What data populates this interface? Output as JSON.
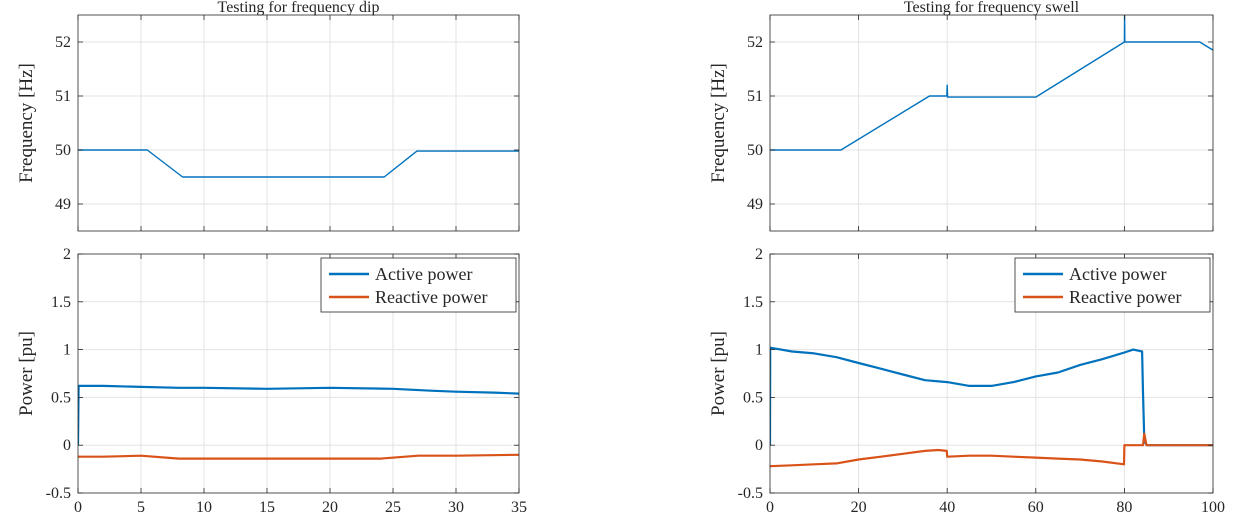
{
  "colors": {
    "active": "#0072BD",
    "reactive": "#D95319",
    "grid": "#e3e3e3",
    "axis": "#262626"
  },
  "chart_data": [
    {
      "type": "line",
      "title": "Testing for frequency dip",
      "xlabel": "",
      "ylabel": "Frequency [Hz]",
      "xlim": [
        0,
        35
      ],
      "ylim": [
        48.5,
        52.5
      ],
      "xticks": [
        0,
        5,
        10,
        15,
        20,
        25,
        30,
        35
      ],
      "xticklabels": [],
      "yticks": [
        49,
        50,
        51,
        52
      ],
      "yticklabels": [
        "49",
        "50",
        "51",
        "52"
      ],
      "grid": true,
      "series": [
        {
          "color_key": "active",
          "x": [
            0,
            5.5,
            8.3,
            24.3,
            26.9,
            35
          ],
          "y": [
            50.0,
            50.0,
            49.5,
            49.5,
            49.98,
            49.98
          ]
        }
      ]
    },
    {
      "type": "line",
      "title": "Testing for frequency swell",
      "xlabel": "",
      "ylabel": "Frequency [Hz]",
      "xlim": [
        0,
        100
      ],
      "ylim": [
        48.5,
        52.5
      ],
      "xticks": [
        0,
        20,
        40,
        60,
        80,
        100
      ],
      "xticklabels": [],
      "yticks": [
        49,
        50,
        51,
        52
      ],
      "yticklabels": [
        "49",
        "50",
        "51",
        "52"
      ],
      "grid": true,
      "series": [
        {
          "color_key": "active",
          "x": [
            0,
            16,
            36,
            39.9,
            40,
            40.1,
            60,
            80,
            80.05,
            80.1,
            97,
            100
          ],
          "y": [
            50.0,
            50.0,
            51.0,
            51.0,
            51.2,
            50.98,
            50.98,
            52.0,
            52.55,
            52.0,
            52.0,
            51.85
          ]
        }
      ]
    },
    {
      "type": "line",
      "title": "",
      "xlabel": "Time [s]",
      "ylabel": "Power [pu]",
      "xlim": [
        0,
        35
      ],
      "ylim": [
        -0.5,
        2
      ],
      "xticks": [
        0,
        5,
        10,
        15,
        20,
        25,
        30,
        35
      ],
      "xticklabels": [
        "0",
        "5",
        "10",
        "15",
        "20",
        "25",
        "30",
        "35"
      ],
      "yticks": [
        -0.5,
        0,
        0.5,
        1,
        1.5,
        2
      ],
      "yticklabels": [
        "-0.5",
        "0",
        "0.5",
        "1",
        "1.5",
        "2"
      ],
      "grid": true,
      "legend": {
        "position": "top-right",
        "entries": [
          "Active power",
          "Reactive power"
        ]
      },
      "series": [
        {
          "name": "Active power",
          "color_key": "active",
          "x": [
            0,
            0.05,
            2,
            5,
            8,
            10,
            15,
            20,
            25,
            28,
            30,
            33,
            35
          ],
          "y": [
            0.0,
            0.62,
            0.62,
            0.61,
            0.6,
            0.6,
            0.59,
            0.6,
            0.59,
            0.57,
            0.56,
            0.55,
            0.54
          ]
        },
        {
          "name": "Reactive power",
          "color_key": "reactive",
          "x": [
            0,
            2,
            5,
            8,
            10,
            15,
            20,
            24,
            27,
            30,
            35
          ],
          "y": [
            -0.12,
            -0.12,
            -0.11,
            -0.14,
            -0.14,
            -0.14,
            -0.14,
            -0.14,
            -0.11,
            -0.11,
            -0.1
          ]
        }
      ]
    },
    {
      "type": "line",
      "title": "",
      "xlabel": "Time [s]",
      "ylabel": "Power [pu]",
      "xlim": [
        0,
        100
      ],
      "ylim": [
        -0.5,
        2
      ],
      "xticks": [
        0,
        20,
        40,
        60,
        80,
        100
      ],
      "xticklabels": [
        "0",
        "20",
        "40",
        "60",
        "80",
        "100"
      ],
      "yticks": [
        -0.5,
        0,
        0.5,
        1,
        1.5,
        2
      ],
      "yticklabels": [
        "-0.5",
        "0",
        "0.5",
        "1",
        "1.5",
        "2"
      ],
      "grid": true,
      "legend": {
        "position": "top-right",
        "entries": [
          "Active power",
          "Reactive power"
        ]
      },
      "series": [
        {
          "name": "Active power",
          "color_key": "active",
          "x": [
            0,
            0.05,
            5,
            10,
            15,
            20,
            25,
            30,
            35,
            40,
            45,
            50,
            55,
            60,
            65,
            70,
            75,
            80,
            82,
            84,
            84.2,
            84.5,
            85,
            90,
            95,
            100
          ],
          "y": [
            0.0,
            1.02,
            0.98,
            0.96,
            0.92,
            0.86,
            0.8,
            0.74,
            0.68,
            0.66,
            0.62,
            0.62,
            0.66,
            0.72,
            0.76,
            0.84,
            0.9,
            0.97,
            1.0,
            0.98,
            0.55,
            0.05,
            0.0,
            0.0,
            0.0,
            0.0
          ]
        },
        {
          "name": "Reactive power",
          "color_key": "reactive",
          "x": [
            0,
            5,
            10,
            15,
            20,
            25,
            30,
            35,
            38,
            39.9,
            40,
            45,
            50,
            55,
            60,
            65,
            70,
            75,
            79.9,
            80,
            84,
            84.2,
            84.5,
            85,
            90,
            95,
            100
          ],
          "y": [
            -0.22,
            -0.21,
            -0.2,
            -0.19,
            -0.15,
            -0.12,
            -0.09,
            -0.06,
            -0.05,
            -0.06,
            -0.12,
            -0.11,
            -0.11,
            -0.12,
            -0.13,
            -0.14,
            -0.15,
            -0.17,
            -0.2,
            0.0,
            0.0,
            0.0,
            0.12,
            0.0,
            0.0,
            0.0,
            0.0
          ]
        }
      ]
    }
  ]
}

▸ **Task to complete**
The records above must be transcribed exactly. Pictures are left out of the copy.

▸ **Reply to the task**
What data populates this interface? Output as JSON.
{
  "colors": {
    "active": "#0072BD",
    "reactive": "#D95319",
    "grid": "#e3e3e3",
    "axis": "#262626"
  },
  "chart_data": [
    {
      "type": "line",
      "title": "Testing for frequency dip",
      "xlabel": "",
      "ylabel": "Frequency [Hz]",
      "xlim": [
        0,
        35
      ],
      "ylim": [
        48.5,
        52.5
      ],
      "xticks": [
        0,
        5,
        10,
        15,
        20,
        25,
        30,
        35
      ],
      "xticklabels": [],
      "yticks": [
        49,
        50,
        51,
        52
      ],
      "yticklabels": [
        "49",
        "50",
        "51",
        "52"
      ],
      "grid": true,
      "series": [
        {
          "color_key": "active",
          "x": [
            0,
            5.5,
            8.3,
            24.3,
            26.9,
            35
          ],
          "y": [
            50.0,
            50.0,
            49.5,
            49.5,
            49.98,
            49.98
          ]
        }
      ]
    },
    {
      "type": "line",
      "title": "Testing for frequency swell",
      "xlabel": "",
      "ylabel": "Frequency [Hz]",
      "xlim": [
        0,
        100
      ],
      "ylim": [
        48.5,
        52.5
      ],
      "xticks": [
        0,
        20,
        40,
        60,
        80,
        100
      ],
      "xticklabels": [],
      "yticks": [
        49,
        50,
        51,
        52
      ],
      "yticklabels": [
        "49",
        "50",
        "51",
        "52"
      ],
      "grid": true,
      "series": [
        {
          "color_key": "active",
          "x": [
            0,
            16,
            36,
            39.9,
            40,
            40.1,
            60,
            80,
            80.05,
            80.1,
            97,
            100
          ],
          "y": [
            50.0,
            50.0,
            51.0,
            51.0,
            51.2,
            50.98,
            50.98,
            52.0,
            52.55,
            52.0,
            52.0,
            51.85
          ]
        }
      ]
    },
    {
      "type": "line",
      "title": "",
      "xlabel": "Time [s]",
      "ylabel": "Power [pu]",
      "xlim": [
        0,
        35
      ],
      "ylim": [
        -0.5,
        2
      ],
      "xticks": [
        0,
        5,
        10,
        15,
        20,
        25,
        30,
        35
      ],
      "xticklabels": [
        "0",
        "5",
        "10",
        "15",
        "20",
        "25",
        "30",
        "35"
      ],
      "yticks": [
        -0.5,
        0,
        0.5,
        1,
        1.5,
        2
      ],
      "yticklabels": [
        "-0.5",
        "0",
        "0.5",
        "1",
        "1.5",
        "2"
      ],
      "grid": true,
      "legend": {
        "position": "top-right",
        "entries": [
          "Active power",
          "Reactive power"
        ]
      },
      "series": [
        {
          "name": "Active power",
          "color_key": "active",
          "x": [
            0,
            0.05,
            2,
            5,
            8,
            10,
            15,
            20,
            25,
            28,
            30,
            33,
            35
          ],
          "y": [
            0.0,
            0.62,
            0.62,
            0.61,
            0.6,
            0.6,
            0.59,
            0.6,
            0.59,
            0.57,
            0.56,
            0.55,
            0.54
          ]
        },
        {
          "name": "Reactive power",
          "color_key": "reactive",
          "x": [
            0,
            2,
            5,
            8,
            10,
            15,
            20,
            24,
            27,
            30,
            35
          ],
          "y": [
            -0.12,
            -0.12,
            -0.11,
            -0.14,
            -0.14,
            -0.14,
            -0.14,
            -0.14,
            -0.11,
            -0.11,
            -0.1
          ]
        }
      ]
    },
    {
      "type": "line",
      "title": "",
      "xlabel": "Time [s]",
      "ylabel": "Power [pu]",
      "xlim": [
        0,
        100
      ],
      "ylim": [
        -0.5,
        2
      ],
      "xticks": [
        0,
        20,
        40,
        60,
        80,
        100
      ],
      "xticklabels": [
        "0",
        "20",
        "40",
        "60",
        "80",
        "100"
      ],
      "yticks": [
        -0.5,
        0,
        0.5,
        1,
        1.5,
        2
      ],
      "yticklabels": [
        "-0.5",
        "0",
        "0.5",
        "1",
        "1.5",
        "2"
      ],
      "grid": true,
      "legend": {
        "position": "top-right",
        "entries": [
          "Active power",
          "Reactive power"
        ]
      },
      "series": [
        {
          "name": "Active power",
          "color_key": "active",
          "x": [
            0,
            0.05,
            5,
            10,
            15,
            20,
            25,
            30,
            35,
            40,
            45,
            50,
            55,
            60,
            65,
            70,
            75,
            80,
            82,
            84,
            84.2,
            84.5,
            85,
            90,
            95,
            100
          ],
          "y": [
            0.0,
            1.02,
            0.98,
            0.96,
            0.92,
            0.86,
            0.8,
            0.74,
            0.68,
            0.66,
            0.62,
            0.62,
            0.66,
            0.72,
            0.76,
            0.84,
            0.9,
            0.97,
            1.0,
            0.98,
            0.55,
            0.05,
            0.0,
            0.0,
            0.0,
            0.0
          ]
        },
        {
          "name": "Reactive power",
          "color_key": "reactive",
          "x": [
            0,
            5,
            10,
            15,
            20,
            25,
            30,
            35,
            38,
            39.9,
            40,
            45,
            50,
            55,
            60,
            65,
            70,
            75,
            79.9,
            80,
            84,
            84.2,
            84.5,
            85,
            90,
            95,
            100
          ],
          "y": [
            -0.22,
            -0.21,
            -0.2,
            -0.19,
            -0.15,
            -0.12,
            -0.09,
            -0.06,
            -0.05,
            -0.06,
            -0.12,
            -0.11,
            -0.11,
            -0.12,
            -0.13,
            -0.14,
            -0.15,
            -0.17,
            -0.2,
            0.0,
            0.0,
            0.0,
            0.12,
            0.0,
            0.0,
            0.0,
            0.0
          ]
        }
      ]
    }
  ]
}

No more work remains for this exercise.